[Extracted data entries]

..............................

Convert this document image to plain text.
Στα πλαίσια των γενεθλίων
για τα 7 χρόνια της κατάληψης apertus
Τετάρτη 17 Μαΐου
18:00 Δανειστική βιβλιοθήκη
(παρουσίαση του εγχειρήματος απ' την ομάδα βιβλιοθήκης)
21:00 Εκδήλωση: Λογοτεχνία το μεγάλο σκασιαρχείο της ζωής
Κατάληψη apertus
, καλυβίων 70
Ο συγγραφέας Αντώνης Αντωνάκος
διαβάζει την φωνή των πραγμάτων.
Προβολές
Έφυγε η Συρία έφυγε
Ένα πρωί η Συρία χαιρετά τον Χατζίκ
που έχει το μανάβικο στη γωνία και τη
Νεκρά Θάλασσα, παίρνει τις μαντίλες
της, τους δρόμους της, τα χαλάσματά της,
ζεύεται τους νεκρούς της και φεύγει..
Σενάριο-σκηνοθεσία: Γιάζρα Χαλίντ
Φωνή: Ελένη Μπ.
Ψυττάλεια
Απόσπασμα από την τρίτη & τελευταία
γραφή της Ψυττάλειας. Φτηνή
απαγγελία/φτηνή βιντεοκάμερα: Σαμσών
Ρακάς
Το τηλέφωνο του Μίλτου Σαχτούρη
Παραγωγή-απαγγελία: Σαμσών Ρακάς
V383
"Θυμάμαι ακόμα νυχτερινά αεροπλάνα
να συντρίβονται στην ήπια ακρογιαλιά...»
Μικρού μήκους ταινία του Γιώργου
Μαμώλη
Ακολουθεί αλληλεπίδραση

..............................

**Task objective**
Extract every record and return it verbatim.

**Task response**
Convert this document image to plain text.
Στα πλαίσια των γενεθλίων
για τα 7 χρόνια της κατάληψης apertus
Τετάρτη 17 Μαΐου
18:00 Δανειστική βιβλιοθήκη
(παρουσίαση του εγχειρήματος απ' την ομάδα βιβλιοθήκης)
21:00 Εκδήλωση: Λογοτεχνία το μεγάλο σκασιαρχείο της ζωής
Κατάληψη apertus
, καλυβίων 70
Ο συγγραφέας Αντώνης Αντωνάκος
διαβάζει την φωνή των πραγμάτων.
Προβολές
Έφυγε η Συρία έφυγε
Ένα πρωί η Συρία χαιρετά τον Χατζίκ
που έχει το μανάβικο στη γωνία και τη
Νεκρά Θάλασσα, παίρνει τις μαντίλες
της, τους δρόμους της, τα χαλάσματά της,
ζεύεται τους νεκρούς της και φεύγει..
Σενάριο-σκηνοθεσία: Γιάζρα Χαλίντ
Φωνή: Ελένη Μπ.
Ψυττάλεια
Απόσπασμα από την τρίτη & τελευταία
γραφή της Ψυττάλειας. Φτηνή
απαγγελία/φτηνή βιντεοκάμερα: Σαμσών
Ρακάς
Το τηλέφωνο του Μίλτου Σαχτούρη
Παραγωγή-απαγγελία: Σαμσών Ρακάς
V383
"Θυμάμαι ακόμα νυχτερινά αεροπλάνα
να συντρίβονται στην ήπια ακρογιαλιά...»
Μικρού μήκους ταινία του Γιώργου
Μαμώλη
Ακολουθεί αλληλεπίδραση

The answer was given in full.